╭─ RECORDS FOR THE EXERCISE
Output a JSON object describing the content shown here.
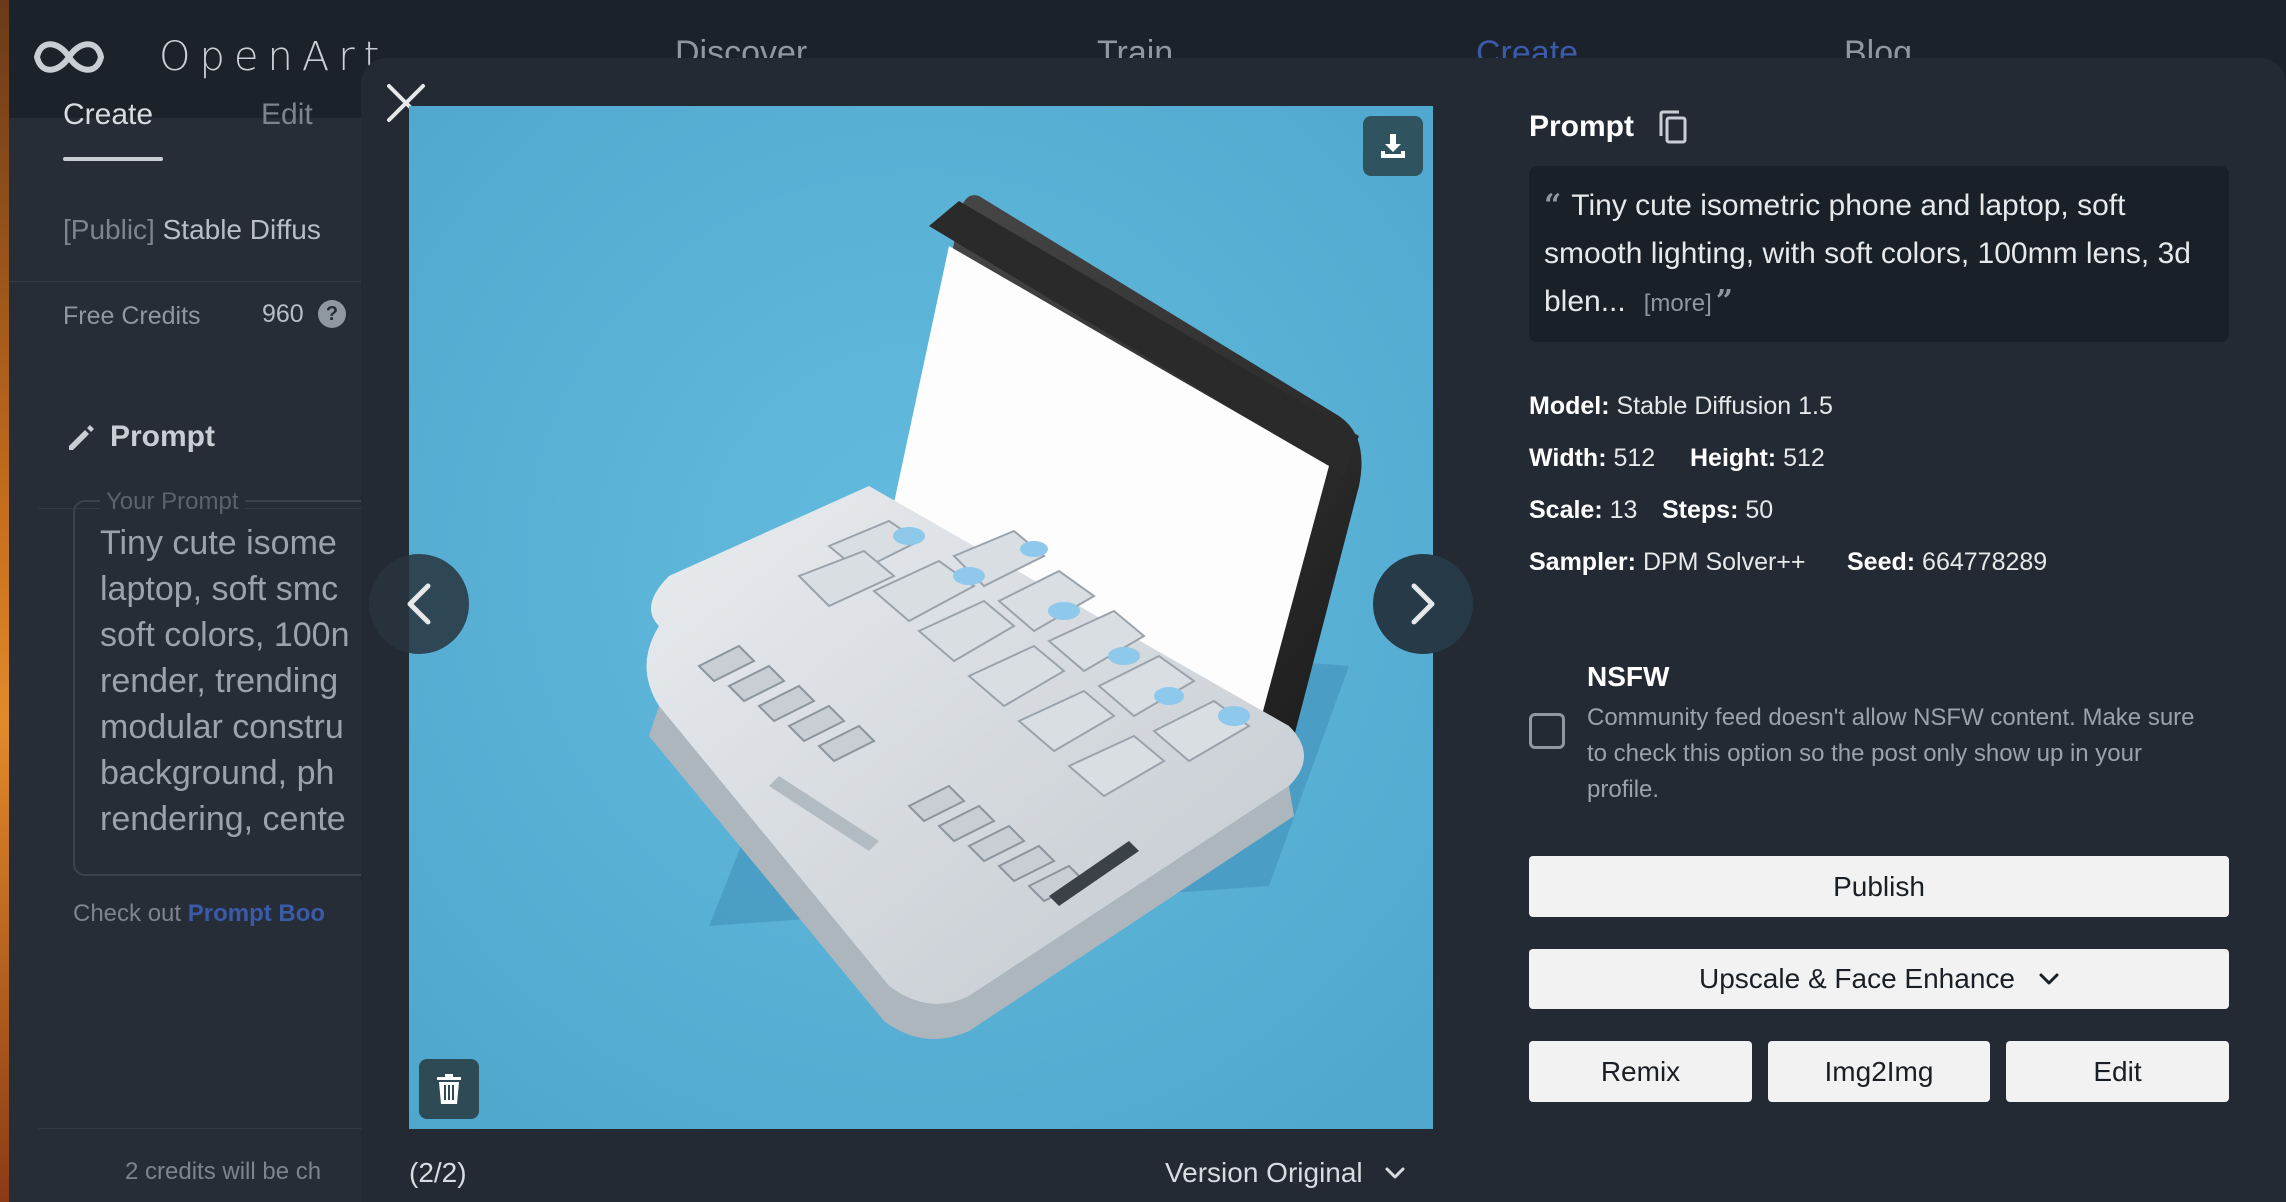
{
  "app": {
    "brand": "OpenArt"
  },
  "nav": {
    "discover": "Discover",
    "train": "Train",
    "create": "Create",
    "blog": "Blog"
  },
  "sidebar": {
    "tab_create": "Create",
    "tab_edit": "Edit",
    "model_prefix": "[Public]",
    "model_name": "Stable Diffus",
    "free_credits_label": "Free Credits",
    "free_credits_value": "960",
    "help_glyph": "?",
    "prompt_heading": "Prompt",
    "prompt_legend": "Your Prompt",
    "prompt_lines": [
      "Tiny cute isome",
      "laptop, soft smc",
      "soft colors, 100n",
      "render, trending",
      "modular constru",
      "background, ph",
      "rendering, cente"
    ],
    "check_out_text": "Check out",
    "check_out_link": "Prompt Boo",
    "cost_text": "2 credits will be ch"
  },
  "viewer": {
    "counter": "(2/2)",
    "version_label": "Version Original"
  },
  "details": {
    "prompt_heading": "Prompt",
    "prompt_text": "Tiny cute isometric phone and laptop, soft smooth lighting, with soft colors, 100mm lens, 3d blen...",
    "more_label": "[more]",
    "model_label": "Model:",
    "model_value": "Stable Diffusion 1.5",
    "width_label": "Width:",
    "width_value": "512",
    "height_label": "Height:",
    "height_value": "512",
    "scale_label": "Scale:",
    "scale_value": "13",
    "steps_label": "Steps:",
    "steps_value": "50",
    "sampler_label": "Sampler:",
    "sampler_value": "DPM Solver++",
    "seed_label": "Seed:",
    "seed_value": "664778289"
  },
  "nsfw": {
    "title": "NSFW",
    "description": "Community feed doesn't allow NSFW content. Make sure to check this option so the post only show up in your profile.",
    "checked": false
  },
  "actions": {
    "publish": "Publish",
    "upscale": "Upscale & Face Enhance",
    "remix": "Remix",
    "img2img": "Img2Img",
    "edit": "Edit"
  },
  "colors": {
    "accent": "#3b5aa8",
    "image_bg": "#5bb3d6",
    "button_bg": "#f2f2f2"
  }
}
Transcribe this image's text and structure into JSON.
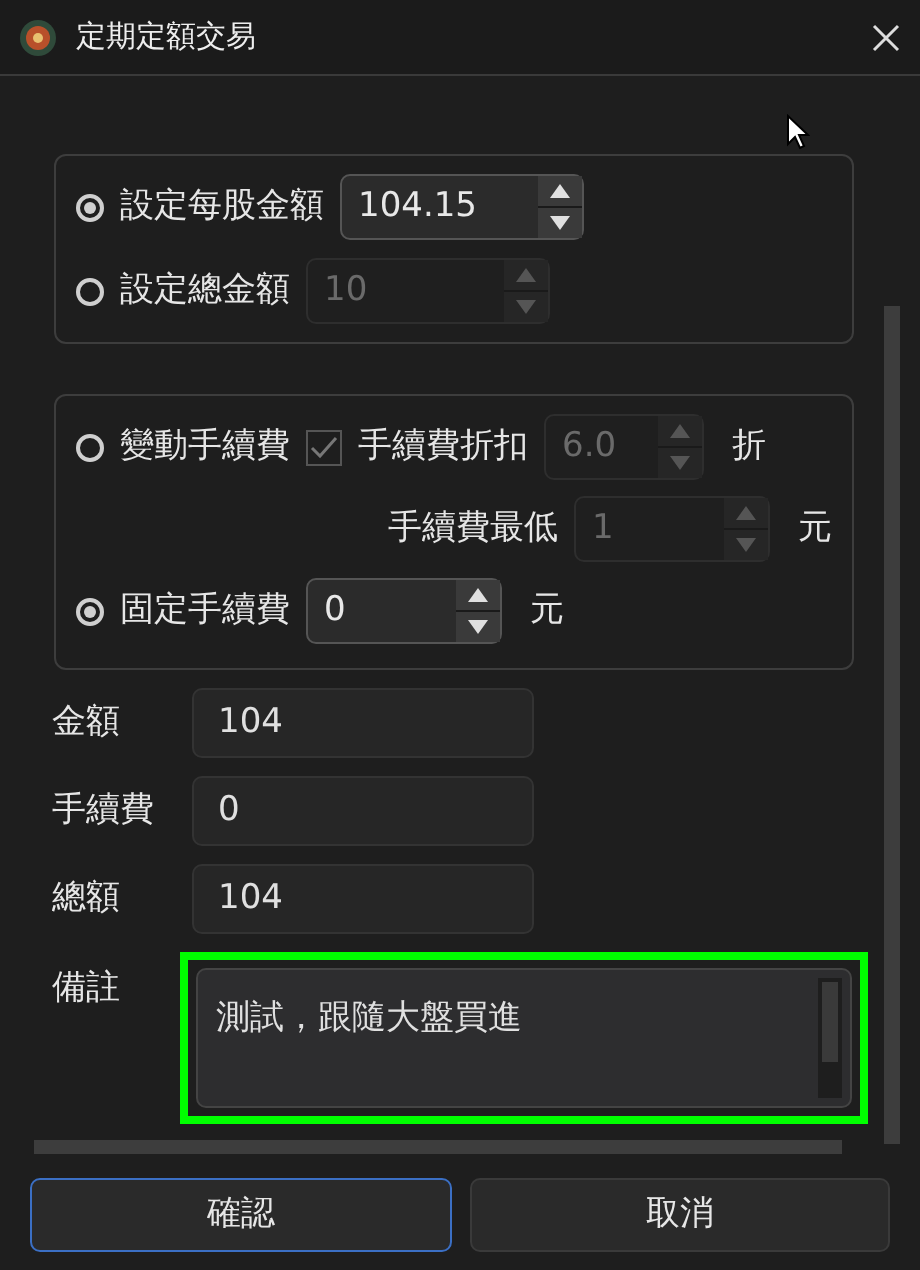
╰─
### GOAL
Repeat each line of the records above exactly, but do not copy the pictures.

### ANSWER BELOW
Output a JSON object describing the content shown here.
{
  "app": {
    "brand": "OpenArt"
  },
  "nav": {
    "discover": "Discover",
    "train": "Train",
    "create": "Create",
    "blog": "Blog"
  },
  "sidebar": {
    "tab_create": "Create",
    "tab_edit": "Edit",
    "model_prefix": "[Public]",
    "model_name": "Stable Diffus",
    "free_credits_label": "Free Credits",
    "free_credits_value": "960",
    "help_glyph": "?",
    "prompt_heading": "Prompt",
    "prompt_legend": "Your Prompt",
    "prompt_lines": [
      "Tiny cute isome",
      "laptop, soft smc",
      "soft colors, 100n",
      "render, trending",
      "modular constru",
      "background, ph",
      "rendering, cente"
    ],
    "check_out_text": "Check out",
    "check_out_link": "Prompt Boo",
    "cost_text": "2 credits will be ch"
  },
  "viewer": {
    "counter": "(2/2)",
    "version_label": "Version Original"
  },
  "details": {
    "prompt_heading": "Prompt",
    "prompt_text": "Tiny cute isometric phone and laptop, soft smooth lighting, with soft colors, 100mm lens, 3d blen...",
    "more_label": "[more]",
    "model_label": "Model:",
    "model_value": "Stable Diffusion 1.5",
    "width_label": "Width:",
    "width_value": "512",
    "height_label": "Height:",
    "height_value": "512",
    "scale_label": "Scale:",
    "scale_value": "13",
    "steps_label": "Steps:",
    "steps_value": "50",
    "sampler_label": "Sampler:",
    "sampler_value": "DPM Solver++",
    "seed_label": "Seed:",
    "seed_value": "664778289"
  },
  "nsfw": {
    "title": "NSFW",
    "description": "Community feed doesn't allow NSFW content. Make sure to check this option so the post only show up in your profile.",
    "checked": false
  },
  "actions": {
    "publish": "Publish",
    "upscale": "Upscale & Face Enhance",
    "remix": "Remix",
    "img2img": "Img2Img",
    "edit": "Edit"
  },
  "colors": {
    "accent": "#3b5aa8",
    "image_bg": "#5bb3d6",
    "button_bg": "#f2f2f2"
  }
}
Transcribe this image's text and structure into JSON.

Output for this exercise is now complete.